-- Your goal --
Omit images. Retype all entries verbatim.

# start of Record excerpts

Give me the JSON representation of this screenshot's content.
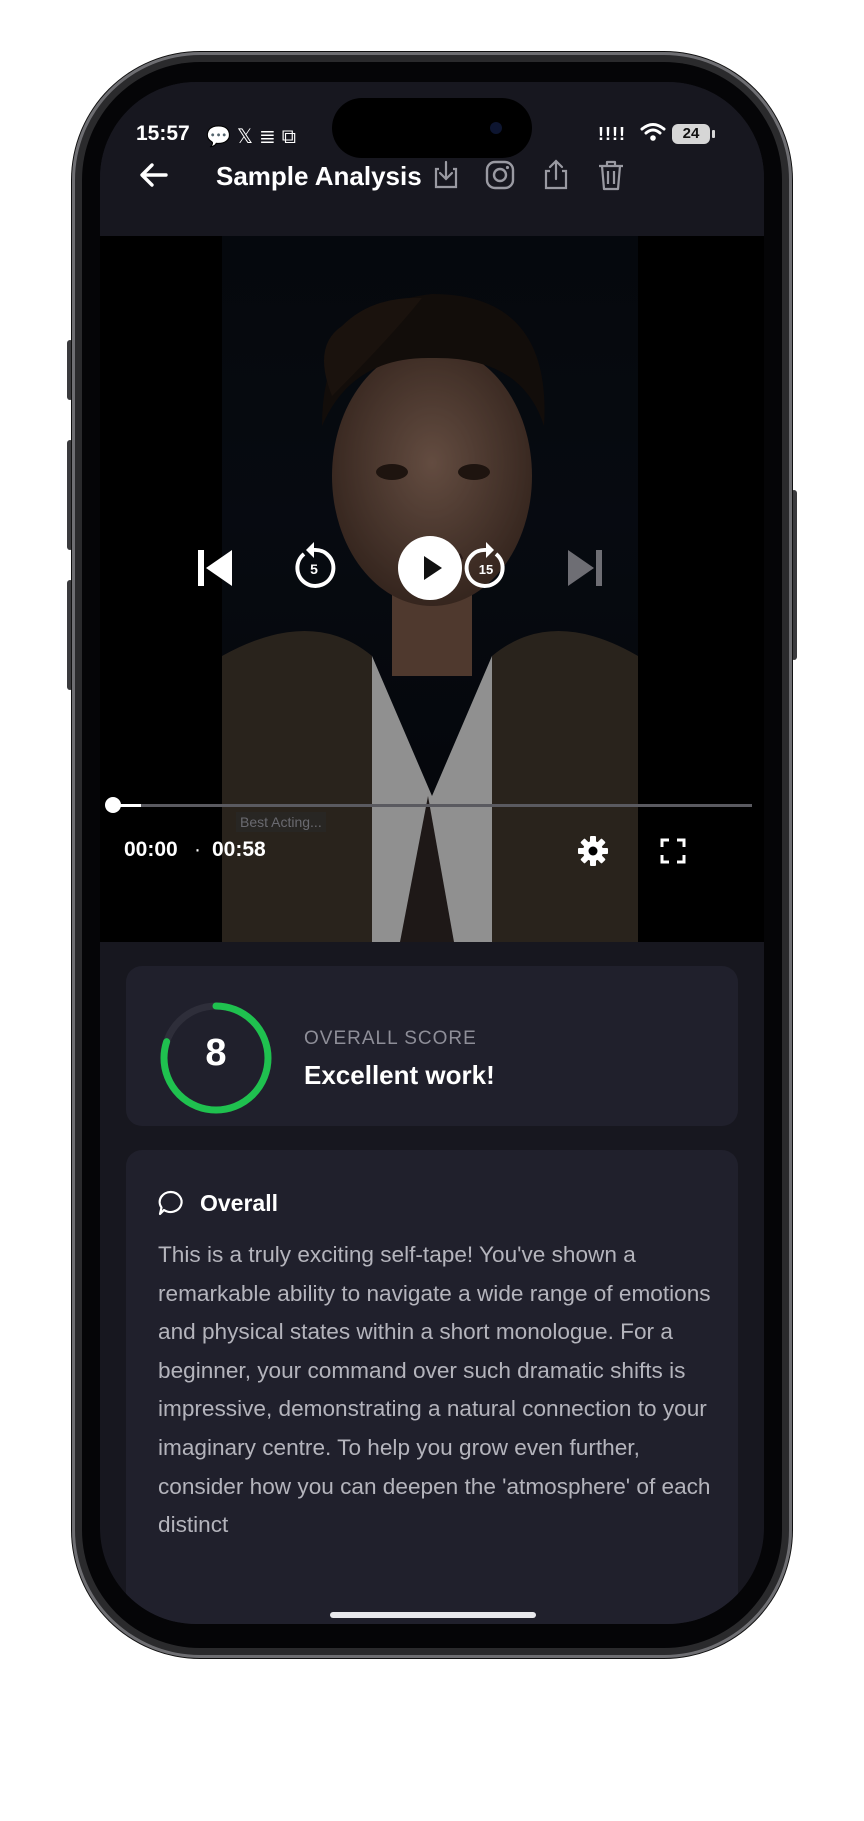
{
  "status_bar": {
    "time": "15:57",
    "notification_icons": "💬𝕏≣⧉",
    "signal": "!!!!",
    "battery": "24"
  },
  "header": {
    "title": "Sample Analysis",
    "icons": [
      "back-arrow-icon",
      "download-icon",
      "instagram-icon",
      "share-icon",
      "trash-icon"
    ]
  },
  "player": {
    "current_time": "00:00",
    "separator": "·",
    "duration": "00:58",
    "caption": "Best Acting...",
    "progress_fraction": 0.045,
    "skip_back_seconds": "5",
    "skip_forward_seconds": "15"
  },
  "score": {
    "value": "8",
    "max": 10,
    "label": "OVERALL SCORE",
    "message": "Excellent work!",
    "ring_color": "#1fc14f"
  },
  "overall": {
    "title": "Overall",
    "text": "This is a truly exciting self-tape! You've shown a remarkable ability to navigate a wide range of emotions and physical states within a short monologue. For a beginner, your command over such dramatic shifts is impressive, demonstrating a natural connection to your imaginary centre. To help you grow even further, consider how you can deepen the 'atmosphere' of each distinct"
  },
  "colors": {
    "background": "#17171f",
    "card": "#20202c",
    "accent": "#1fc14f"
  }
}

# end of Record excerpts

-- Correct answer --
Give me the JSON representation of this screenshot's content.
{
  "status_bar": {
    "time": "15:57",
    "notification_icons": "💬𝕏≣⧉",
    "signal": "!!!!",
    "battery": "24"
  },
  "header": {
    "title": "Sample Analysis",
    "icons": [
      "back-arrow-icon",
      "download-icon",
      "instagram-icon",
      "share-icon",
      "trash-icon"
    ]
  },
  "player": {
    "current_time": "00:00",
    "separator": "·",
    "duration": "00:58",
    "caption": "Best Acting...",
    "progress_fraction": 0.045,
    "skip_back_seconds": "5",
    "skip_forward_seconds": "15"
  },
  "score": {
    "value": "8",
    "max": 10,
    "label": "OVERALL SCORE",
    "message": "Excellent work!",
    "ring_color": "#1fc14f"
  },
  "overall": {
    "title": "Overall",
    "text": "This is a truly exciting self-tape! You've shown a remarkable ability to navigate a wide range of emotions and physical states within a short monologue. For a beginner, your command over such dramatic shifts is impressive, demonstrating a natural connection to your imaginary centre. To help you grow even further, consider how you can deepen the 'atmosphere' of each distinct"
  },
  "colors": {
    "background": "#17171f",
    "card": "#20202c",
    "accent": "#1fc14f"
  }
}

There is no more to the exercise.